───── Data listing

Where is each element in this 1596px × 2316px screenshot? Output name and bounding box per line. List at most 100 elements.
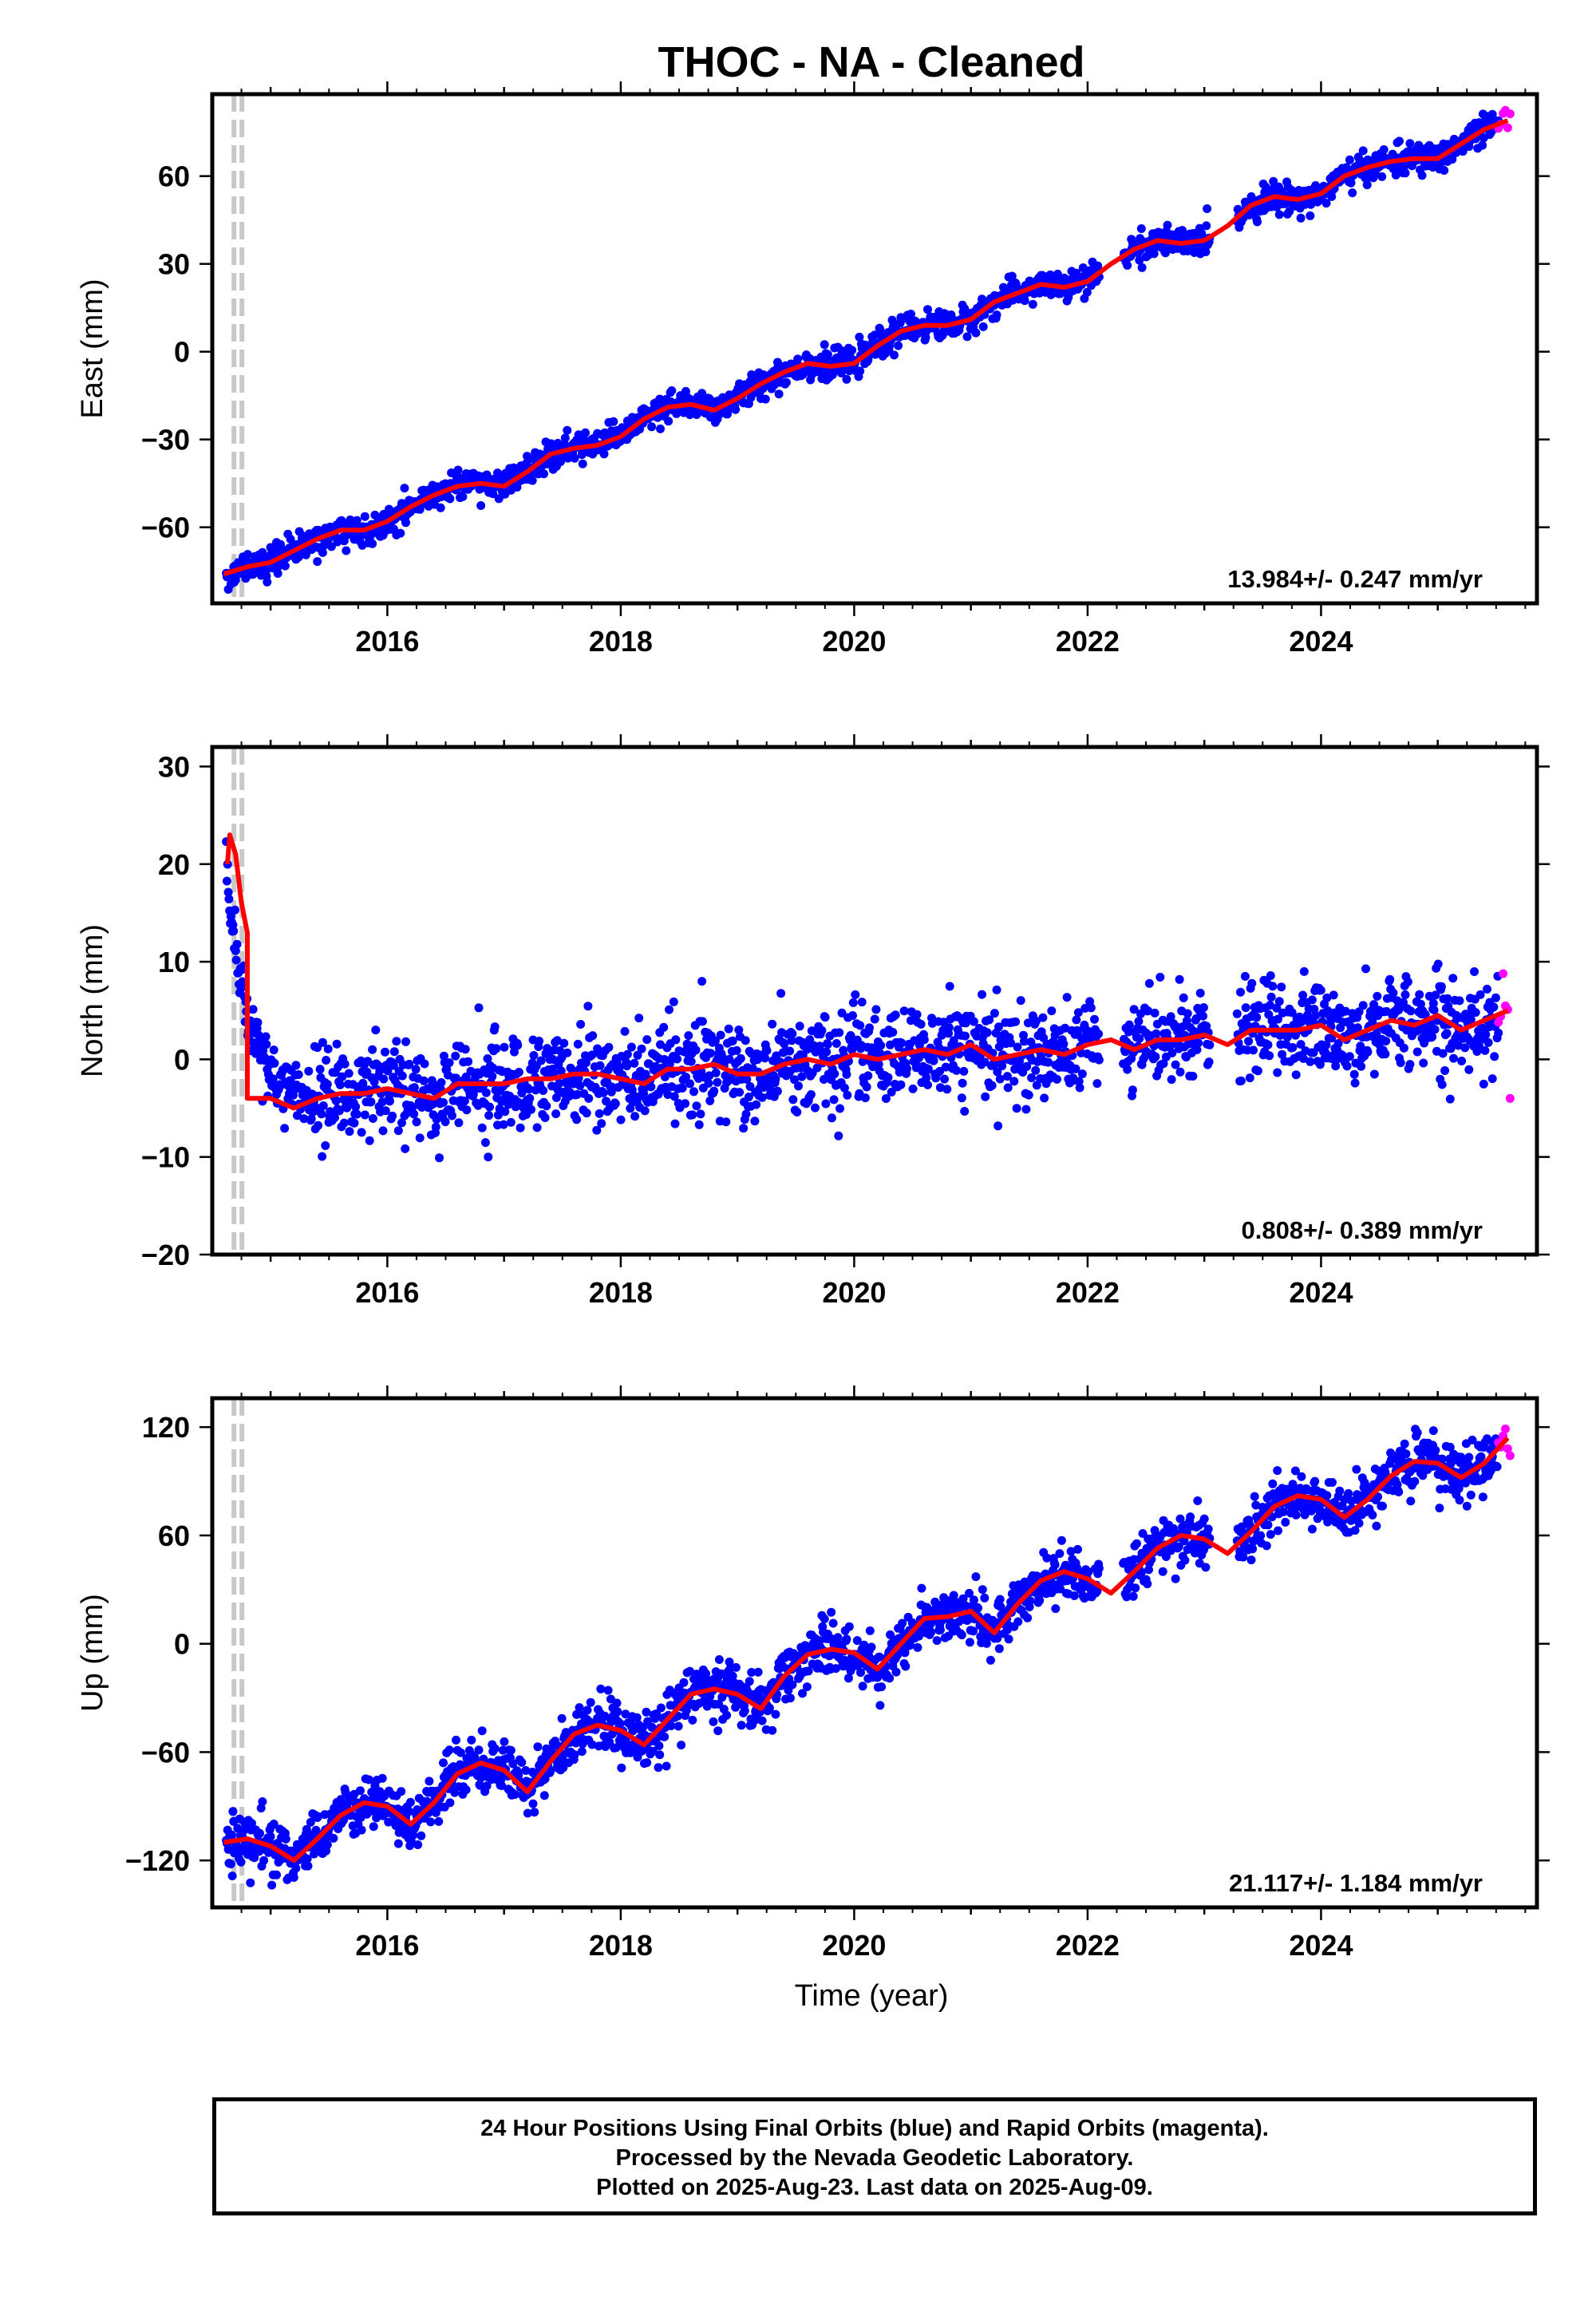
east-point [273, 569, 282, 578]
north-point [250, 1041, 259, 1050]
north-point [640, 1106, 650, 1116]
up-point [255, 1828, 264, 1838]
north-point [1440, 1066, 1450, 1075]
north-point [961, 1031, 970, 1041]
up-point [517, 1757, 527, 1767]
up-point [467, 1735, 476, 1745]
north-point [1167, 1048, 1177, 1057]
north-point [860, 1093, 870, 1103]
north-point [338, 1072, 347, 1081]
east-point [1395, 136, 1404, 146]
north-point [757, 1093, 767, 1102]
east-point [1253, 217, 1262, 227]
north-point [330, 1113, 339, 1122]
up-point [570, 1750, 579, 1760]
east-point [599, 449, 609, 459]
north-point [1373, 991, 1382, 1001]
north-point [516, 1123, 525, 1132]
north-y-tick-label: 20 [158, 848, 190, 881]
north-point [477, 1123, 487, 1132]
east-point [494, 494, 504, 504]
east-point [731, 405, 741, 414]
north-point [670, 1092, 679, 1101]
north-point [945, 982, 954, 991]
north-point [444, 1058, 454, 1068]
north-point [870, 1014, 879, 1024]
up-point [258, 1797, 267, 1806]
east-x-tick-label: 2022 [1056, 625, 1120, 658]
north-rate-label: 0.808+/- 0.389 mm/yr [1242, 1216, 1483, 1244]
north-point [549, 1069, 559, 1077]
north-point [957, 1093, 966, 1103]
north-point [1287, 1008, 1297, 1018]
north-point [1443, 994, 1452, 1003]
north-point [772, 1086, 782, 1096]
north-point [691, 1045, 701, 1055]
up-point [510, 1790, 519, 1799]
north-point [357, 1128, 366, 1137]
east-point [243, 550, 252, 559]
north-point [1012, 1104, 1021, 1113]
up-point [693, 1670, 702, 1680]
east-point [793, 354, 803, 364]
up-point [932, 1636, 942, 1646]
up-point [355, 1786, 365, 1796]
north-point [1128, 1085, 1137, 1095]
north-point [551, 1109, 561, 1119]
up-point [713, 1726, 723, 1736]
up-point [917, 1583, 926, 1593]
north-point [597, 1119, 606, 1128]
north-point [633, 1050, 642, 1060]
north-point [1124, 1020, 1134, 1030]
up-point [508, 1759, 518, 1769]
north-point [563, 1048, 572, 1057]
north-point [1092, 1079, 1102, 1089]
north-point [709, 1086, 719, 1096]
north-point [412, 1117, 421, 1127]
up-point [259, 1856, 269, 1865]
east-point [318, 547, 327, 557]
north-point [1245, 1073, 1254, 1083]
north-x-tick-label: 2024 [1289, 1276, 1353, 1309]
east-point [276, 539, 285, 549]
east-y-tick-label: 30 [158, 248, 190, 281]
north-point [393, 1126, 403, 1136]
up-point [303, 1861, 313, 1871]
north-point [725, 1054, 734, 1064]
north-point [280, 1124, 290, 1133]
north-point [817, 1026, 827, 1035]
north-point [1354, 1007, 1364, 1017]
up-point [528, 1799, 538, 1808]
north-point [555, 1046, 565, 1055]
up-point [577, 1747, 587, 1757]
north-point [1240, 971, 1250, 981]
north-point [524, 1085, 534, 1094]
east-point [978, 322, 988, 331]
up-point [523, 1808, 532, 1818]
north-point [785, 1046, 795, 1056]
north-point [1437, 1080, 1447, 1089]
east-point [923, 305, 932, 314]
east-x-tick-label: 2024 [1289, 625, 1353, 658]
north-point [1268, 982, 1278, 991]
north-point [787, 1036, 796, 1045]
east-point [1345, 155, 1354, 164]
north-point [670, 1119, 680, 1128]
north-point [742, 1075, 752, 1084]
east-point [482, 470, 492, 480]
up-point [654, 1763, 663, 1773]
east-y-tick-label: −60 [141, 512, 190, 544]
north-point [448, 1111, 456, 1120]
east-point [360, 512, 369, 521]
north-point [616, 1115, 626, 1124]
east-point [1020, 296, 1029, 306]
north-point [1194, 1038, 1203, 1048]
north-point [1086, 1003, 1096, 1013]
north-point [1288, 1043, 1298, 1052]
north-point [630, 1058, 639, 1068]
north-point [499, 1120, 508, 1129]
north-point [314, 1120, 323, 1130]
north-point [1329, 990, 1338, 1000]
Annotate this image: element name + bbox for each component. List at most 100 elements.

──────────

* Exercise goal: Turn every line of the records into a Markdown table with the columns "No." and "Text", giving each line a row number. Skip blank lines, and keep the picture lines out of the answer.

* Expected answer:
| No. | Text |
|---|---|
| 1 | Where is each element in this 1596px × 2316px screenshot? Output name and bounding box per line. List at most 100 elements. |
| 2 | east-point [273, 569, 282, 578] |
| 3 | north-point [250, 1041, 259, 1050] |
| 4 | north-point [640, 1106, 650, 1116] |
| 5 | up-point [255, 1828, 264, 1838] |
| 6 | north-point [1440, 1066, 1450, 1075] |
| 7 | north-point [961, 1031, 970, 1041] |
| 8 | up-point [517, 1757, 527, 1767] |
| 9 | up-point [467, 1735, 476, 1745] |
| 10 | north-point [1167, 1048, 1177, 1057] |
| 11 | north-point [860, 1093, 870, 1103] |
| 12 | north-point [338, 1072, 347, 1081] |
| 13 | east-point [1395, 136, 1404, 146] |
| 14 | north-point [757, 1093, 767, 1102] |
| 15 | east-point [1253, 217, 1262, 227] |
| 16 | north-point [330, 1113, 339, 1122] |
| 17 | up-point [570, 1750, 579, 1760] |
| 18 | east-point [599, 449, 609, 459] |
| 19 | north-point [1373, 991, 1382, 1001] |
| 20 | north-point [516, 1123, 525, 1132] |
| 21 | north-y-tick-label: 20 [158, 848, 190, 881] |
| 22 | north-point [477, 1123, 487, 1132] |
| 23 | east-point [494, 494, 504, 504] |
| 24 | east-point [731, 405, 741, 414] |
| 25 | north-point [670, 1092, 679, 1101] |
| 26 | north-point [945, 982, 954, 991] |
| 27 | north-point [444, 1058, 454, 1068] |
| 28 | north-point [870, 1014, 879, 1024] |
| 29 | up-point [258, 1797, 267, 1806] |
| 30 | east-x-tick-label: 2022 [1056, 625, 1120, 658] |
| 31 | north-rate-label: 0.808+/- 0.389 mm/yr [1242, 1216, 1483, 1244] |
| 32 | north-point [549, 1069, 559, 1077] |
| 33 | north-point [957, 1093, 966, 1103] |
| 34 | north-point [1287, 1008, 1297, 1018] |
| 35 | north-point [1443, 994, 1452, 1003] |
| 36 | north-point [772, 1086, 782, 1096] |
| 37 | north-point [691, 1045, 701, 1055] |
| 38 | up-point [510, 1790, 519, 1799] |
| 39 | north-point [357, 1128, 366, 1137] |
| 40 | east-point [243, 550, 252, 559] |
| 41 | north-point [1012, 1104, 1021, 1113] |
| 42 | up-point [693, 1670, 702, 1680] |
| 43 | east-point [793, 354, 803, 364] |
| 44 | up-point [932, 1636, 942, 1646] |
| 45 | up-point [355, 1786, 365, 1796] |
| 46 | north-point [1128, 1085, 1137, 1095] |
| 47 | north-point [551, 1109, 561, 1119] |
| 48 | up-point [713, 1726, 723, 1736] |
| 49 | up-point [917, 1583, 926, 1593] |
| 50 | north-point [597, 1119, 606, 1128] |
| 51 | north-point [633, 1050, 642, 1060] |
| 52 | north-point [1124, 1020, 1134, 1030] |
| 53 | up-point [508, 1759, 518, 1769] |
| 54 | north-point [563, 1048, 572, 1057] |
| 55 | north-point [1092, 1079, 1102, 1089] |
| 56 | north-point [709, 1086, 719, 1096] |
| 57 | north-point [412, 1117, 421, 1127] |
| 58 | up-point [259, 1856, 269, 1865] |
| 59 | east-point [318, 547, 327, 557] |
| 60 | north-point [1245, 1073, 1254, 1083] |
| 61 | north-x-tick-label: 2024 [1289, 1276, 1353, 1309] |
| 62 | east-point [276, 539, 285, 549] |
| 63 | east-y-tick-label: 30 [158, 248, 190, 281] |
| 64 | north-point [393, 1126, 403, 1136] |
| 65 | up-point [303, 1861, 313, 1871] |
| 66 | north-point [725, 1054, 734, 1064] |
| 67 | north-point [280, 1124, 290, 1133] |
| 68 | north-point [817, 1026, 827, 1035] |
| 69 | north-point [1354, 1007, 1364, 1017] |
| 70 | up-point [528, 1799, 538, 1808] |
| 71 | north-point [555, 1046, 565, 1055] |
| 72 | up-point [577, 1747, 587, 1757] |
| 73 | north-point [1240, 971, 1250, 981] |
| 74 | north-point [524, 1085, 534, 1094] |
| 75 | east-point [978, 322, 988, 331] |
| 76 | up-point [523, 1808, 532, 1818] |
| 77 | north-point [785, 1046, 795, 1056] |
| 78 | north-point [1437, 1080, 1447, 1089] |
| 79 | east-point [923, 305, 932, 314] |
| 80 | east-x-tick-label: 2024 [1289, 625, 1353, 658] |
| 81 | north-point [1268, 982, 1278, 991] |
| 82 | north-point [787, 1036, 796, 1045] |
| 83 | east-point [1345, 155, 1354, 164] |
| 84 | north-point [670, 1119, 680, 1128] |
| 85 | north-point [742, 1075, 752, 1084] |
| 86 | east-point [482, 470, 492, 480] |
| 87 | up-point [654, 1763, 663, 1773] |
| 88 | east-y-tick-label: −60 [141, 512, 190, 544] |
| 89 | north-point [448, 1111, 456, 1120] |
| 90 | east-point [360, 512, 369, 521] |
| 91 | north-point [616, 1115, 626, 1124] |
| 92 | east-point [1020, 296, 1029, 306] |
| 93 | north-point [1194, 1038, 1203, 1048] |
| 94 | north-point [1086, 1003, 1096, 1013] |
| 95 | north-point [1288, 1043, 1298, 1052] |
| 96 | north-point [630, 1058, 639, 1068] |
| 97 | north-point [499, 1120, 508, 1129] |
| 98 | north-point [314, 1120, 323, 1130] |
| 99 | north-point [1329, 990, 1338, 1000] |
| 100 | Annotate this image: element name + bbox for each component. List at most 100 elements. |